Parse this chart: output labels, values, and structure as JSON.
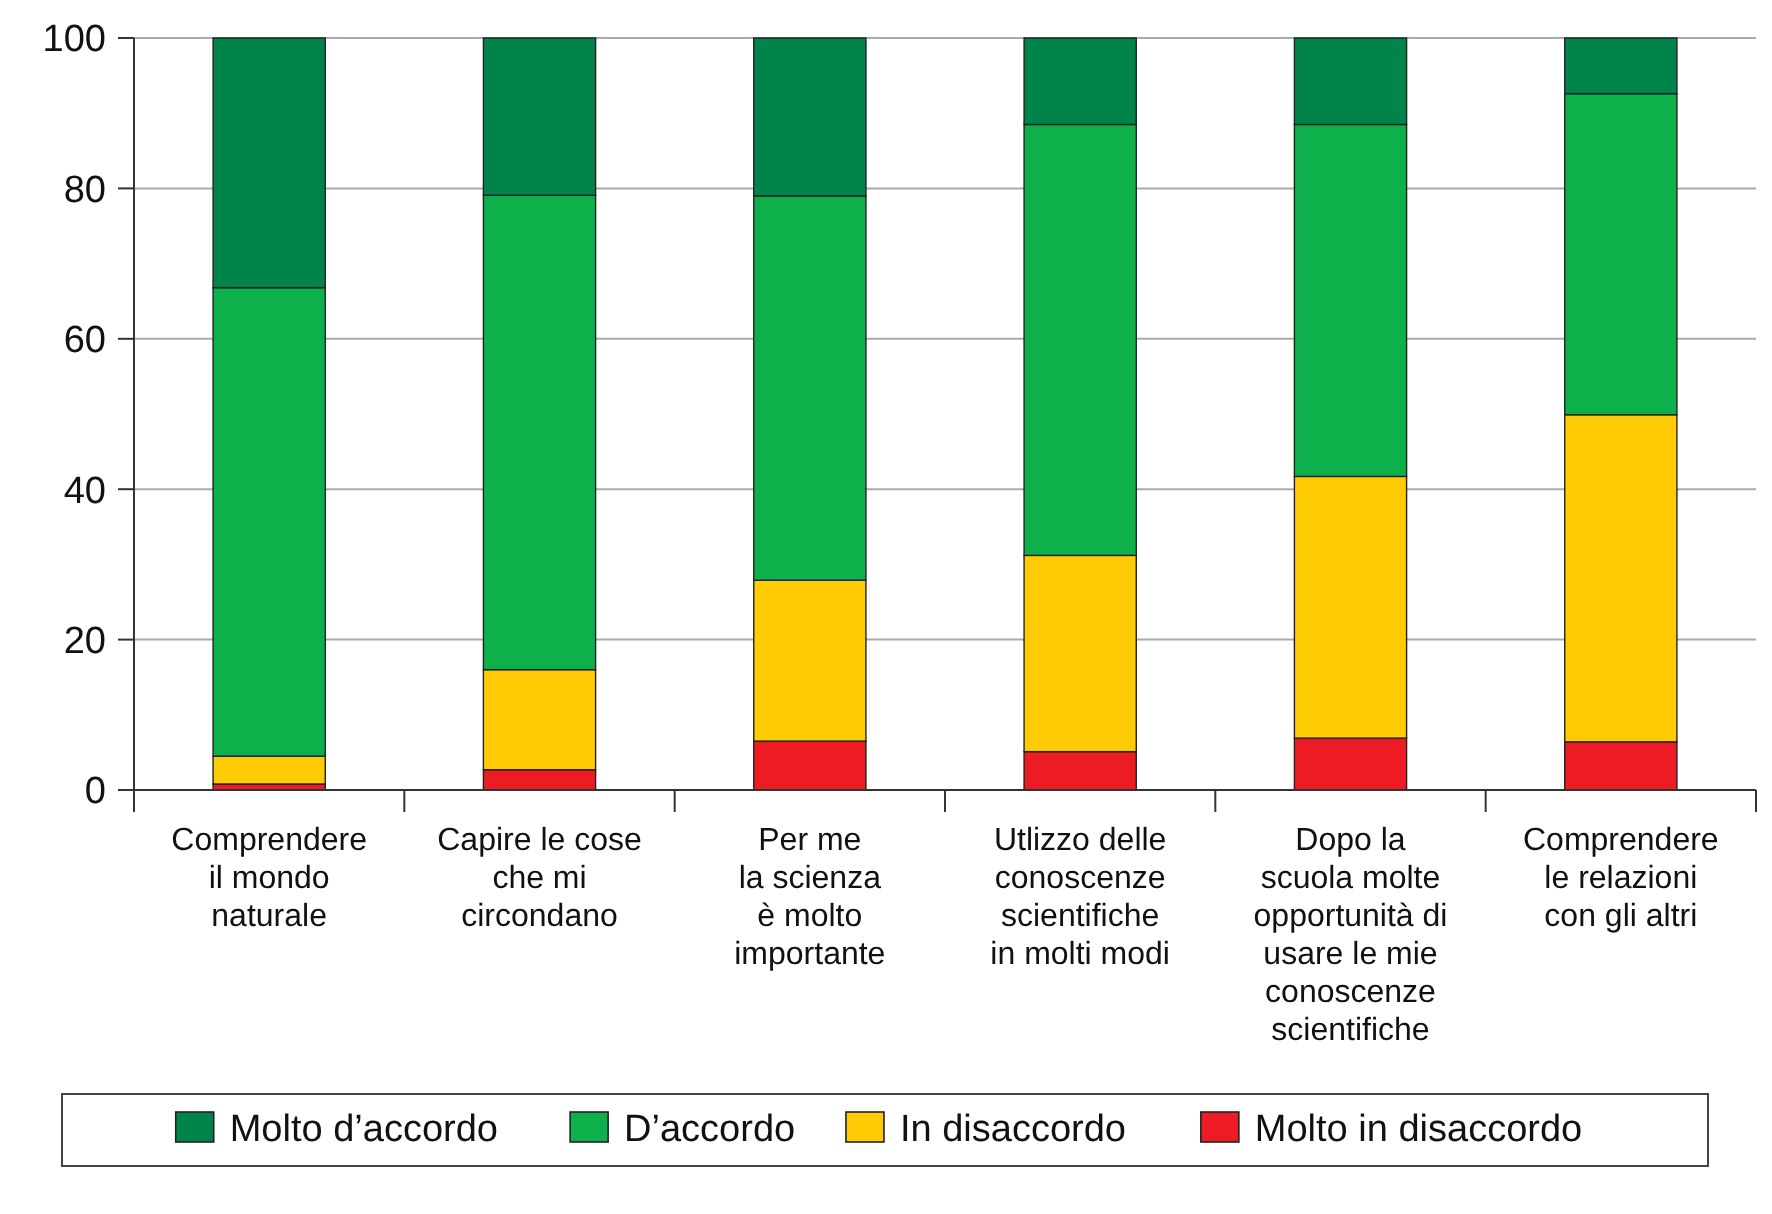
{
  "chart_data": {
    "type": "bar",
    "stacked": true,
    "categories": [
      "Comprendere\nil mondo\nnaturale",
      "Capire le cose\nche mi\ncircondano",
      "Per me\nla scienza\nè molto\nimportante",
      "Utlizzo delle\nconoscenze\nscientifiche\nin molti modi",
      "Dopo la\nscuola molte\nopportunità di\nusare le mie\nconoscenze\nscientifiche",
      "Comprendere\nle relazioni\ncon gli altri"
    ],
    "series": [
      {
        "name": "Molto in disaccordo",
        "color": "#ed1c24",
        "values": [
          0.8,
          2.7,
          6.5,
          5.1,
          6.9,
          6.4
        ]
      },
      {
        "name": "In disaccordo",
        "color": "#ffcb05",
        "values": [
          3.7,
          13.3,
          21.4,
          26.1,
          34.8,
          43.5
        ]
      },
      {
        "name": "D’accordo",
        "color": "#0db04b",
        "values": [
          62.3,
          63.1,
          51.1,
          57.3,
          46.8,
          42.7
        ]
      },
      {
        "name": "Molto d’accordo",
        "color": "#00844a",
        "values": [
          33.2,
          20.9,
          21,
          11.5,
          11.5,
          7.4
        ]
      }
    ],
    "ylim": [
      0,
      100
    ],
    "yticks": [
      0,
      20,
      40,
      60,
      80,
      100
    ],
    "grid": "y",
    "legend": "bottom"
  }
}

:::

- [WHAT IS REQUIRED]:
Pick out all lines from the data above in which the word "Comprendere" appears.

- [WRITTEN RESPONSE]:
      "Comprendere\nil mondo\nnaturale",
      "Comprendere\nle relazioni\ncon gli altri"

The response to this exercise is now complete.